Every line that includes the word "text" is to be listed.

Saved entries
----
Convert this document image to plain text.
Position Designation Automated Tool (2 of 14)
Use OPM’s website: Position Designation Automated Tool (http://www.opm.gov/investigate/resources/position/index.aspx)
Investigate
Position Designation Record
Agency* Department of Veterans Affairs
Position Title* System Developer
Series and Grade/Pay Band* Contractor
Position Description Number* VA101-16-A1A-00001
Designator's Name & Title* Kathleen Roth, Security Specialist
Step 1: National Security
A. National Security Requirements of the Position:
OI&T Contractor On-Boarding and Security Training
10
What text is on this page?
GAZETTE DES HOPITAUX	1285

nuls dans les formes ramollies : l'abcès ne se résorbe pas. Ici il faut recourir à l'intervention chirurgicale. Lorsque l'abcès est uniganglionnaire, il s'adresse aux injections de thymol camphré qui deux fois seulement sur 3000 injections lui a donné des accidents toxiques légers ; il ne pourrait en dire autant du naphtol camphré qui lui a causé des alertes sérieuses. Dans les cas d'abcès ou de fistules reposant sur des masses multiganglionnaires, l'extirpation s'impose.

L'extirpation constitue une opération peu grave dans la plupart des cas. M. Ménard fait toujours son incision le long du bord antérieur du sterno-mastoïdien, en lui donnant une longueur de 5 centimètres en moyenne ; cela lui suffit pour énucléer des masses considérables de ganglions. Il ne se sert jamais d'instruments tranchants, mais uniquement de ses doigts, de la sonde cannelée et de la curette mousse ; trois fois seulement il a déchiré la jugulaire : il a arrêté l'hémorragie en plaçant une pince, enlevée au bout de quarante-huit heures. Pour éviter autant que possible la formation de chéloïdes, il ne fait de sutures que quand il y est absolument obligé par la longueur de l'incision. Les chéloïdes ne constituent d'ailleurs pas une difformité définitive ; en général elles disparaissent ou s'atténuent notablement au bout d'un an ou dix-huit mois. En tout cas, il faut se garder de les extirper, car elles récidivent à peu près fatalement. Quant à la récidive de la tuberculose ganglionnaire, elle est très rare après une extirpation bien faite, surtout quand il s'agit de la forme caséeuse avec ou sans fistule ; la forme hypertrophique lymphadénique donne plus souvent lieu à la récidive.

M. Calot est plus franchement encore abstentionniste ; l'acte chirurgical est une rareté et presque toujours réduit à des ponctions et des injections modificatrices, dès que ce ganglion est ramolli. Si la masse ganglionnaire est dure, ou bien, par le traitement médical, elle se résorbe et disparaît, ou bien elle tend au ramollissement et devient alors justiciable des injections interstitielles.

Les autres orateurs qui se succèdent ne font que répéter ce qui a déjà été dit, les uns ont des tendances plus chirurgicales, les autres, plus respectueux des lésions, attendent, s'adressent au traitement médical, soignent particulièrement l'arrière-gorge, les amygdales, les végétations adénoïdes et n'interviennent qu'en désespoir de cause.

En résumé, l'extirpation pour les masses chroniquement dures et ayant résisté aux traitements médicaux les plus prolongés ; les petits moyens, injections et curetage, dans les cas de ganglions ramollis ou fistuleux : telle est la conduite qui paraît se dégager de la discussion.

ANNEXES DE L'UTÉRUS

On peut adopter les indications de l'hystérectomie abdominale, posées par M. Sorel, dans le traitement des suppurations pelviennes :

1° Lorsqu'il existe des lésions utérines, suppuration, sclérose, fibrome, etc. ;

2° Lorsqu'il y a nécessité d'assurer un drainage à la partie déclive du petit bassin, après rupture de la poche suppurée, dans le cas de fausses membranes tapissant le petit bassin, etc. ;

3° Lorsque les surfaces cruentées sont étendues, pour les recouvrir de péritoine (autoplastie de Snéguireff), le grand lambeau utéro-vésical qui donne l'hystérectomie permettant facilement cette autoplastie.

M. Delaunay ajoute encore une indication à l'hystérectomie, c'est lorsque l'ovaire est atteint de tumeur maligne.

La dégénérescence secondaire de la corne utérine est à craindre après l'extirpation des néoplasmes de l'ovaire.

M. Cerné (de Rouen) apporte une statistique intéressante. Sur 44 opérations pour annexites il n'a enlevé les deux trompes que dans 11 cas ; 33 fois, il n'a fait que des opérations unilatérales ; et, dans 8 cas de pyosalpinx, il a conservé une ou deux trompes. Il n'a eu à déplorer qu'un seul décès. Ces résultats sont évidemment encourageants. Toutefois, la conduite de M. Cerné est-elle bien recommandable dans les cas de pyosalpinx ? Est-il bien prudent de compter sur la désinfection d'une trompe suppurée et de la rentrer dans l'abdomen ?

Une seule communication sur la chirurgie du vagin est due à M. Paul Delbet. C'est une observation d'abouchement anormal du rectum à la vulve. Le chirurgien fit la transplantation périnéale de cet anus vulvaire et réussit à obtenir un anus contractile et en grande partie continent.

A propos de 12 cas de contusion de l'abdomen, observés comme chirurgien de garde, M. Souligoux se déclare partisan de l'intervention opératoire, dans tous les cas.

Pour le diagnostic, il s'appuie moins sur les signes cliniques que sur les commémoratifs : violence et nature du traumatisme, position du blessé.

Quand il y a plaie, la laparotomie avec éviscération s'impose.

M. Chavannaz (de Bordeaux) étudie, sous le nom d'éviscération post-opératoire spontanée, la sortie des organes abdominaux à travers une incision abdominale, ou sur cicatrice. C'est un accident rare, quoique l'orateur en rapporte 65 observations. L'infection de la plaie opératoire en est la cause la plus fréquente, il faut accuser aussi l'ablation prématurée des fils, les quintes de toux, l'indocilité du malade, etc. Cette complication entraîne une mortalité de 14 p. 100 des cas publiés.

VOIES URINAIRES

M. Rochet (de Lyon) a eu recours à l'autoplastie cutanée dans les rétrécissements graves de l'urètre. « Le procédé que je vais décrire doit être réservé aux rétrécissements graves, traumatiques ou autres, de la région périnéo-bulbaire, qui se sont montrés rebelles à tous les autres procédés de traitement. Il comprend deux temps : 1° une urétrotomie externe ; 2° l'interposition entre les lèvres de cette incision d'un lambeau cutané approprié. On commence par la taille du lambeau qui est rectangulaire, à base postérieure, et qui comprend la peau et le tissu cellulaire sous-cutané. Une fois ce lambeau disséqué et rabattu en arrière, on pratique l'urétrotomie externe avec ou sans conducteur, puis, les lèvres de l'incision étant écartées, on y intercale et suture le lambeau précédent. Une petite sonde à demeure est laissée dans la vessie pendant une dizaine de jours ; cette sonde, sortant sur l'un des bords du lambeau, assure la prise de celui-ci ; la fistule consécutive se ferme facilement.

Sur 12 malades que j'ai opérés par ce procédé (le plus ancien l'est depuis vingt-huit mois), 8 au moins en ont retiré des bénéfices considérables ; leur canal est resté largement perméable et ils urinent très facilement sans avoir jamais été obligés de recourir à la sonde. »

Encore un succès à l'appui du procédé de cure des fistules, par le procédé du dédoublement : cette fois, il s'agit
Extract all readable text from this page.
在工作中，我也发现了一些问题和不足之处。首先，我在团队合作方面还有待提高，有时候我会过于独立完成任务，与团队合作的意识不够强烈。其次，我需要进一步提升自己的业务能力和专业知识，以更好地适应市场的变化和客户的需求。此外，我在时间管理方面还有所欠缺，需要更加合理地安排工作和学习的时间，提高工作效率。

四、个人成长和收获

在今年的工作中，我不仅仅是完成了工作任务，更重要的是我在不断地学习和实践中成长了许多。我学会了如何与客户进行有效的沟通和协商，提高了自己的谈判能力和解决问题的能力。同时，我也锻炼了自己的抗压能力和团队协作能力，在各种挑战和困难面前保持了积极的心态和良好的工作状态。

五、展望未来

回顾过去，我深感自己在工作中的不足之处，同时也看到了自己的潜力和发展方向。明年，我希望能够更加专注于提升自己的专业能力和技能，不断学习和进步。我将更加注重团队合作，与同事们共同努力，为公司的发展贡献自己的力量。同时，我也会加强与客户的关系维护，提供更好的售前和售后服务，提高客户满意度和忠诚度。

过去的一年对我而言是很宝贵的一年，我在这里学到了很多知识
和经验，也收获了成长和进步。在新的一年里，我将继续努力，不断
----
#### Response to this task
Convert this document image to plain text.
What text is on this page?
Extract all readable text from this page.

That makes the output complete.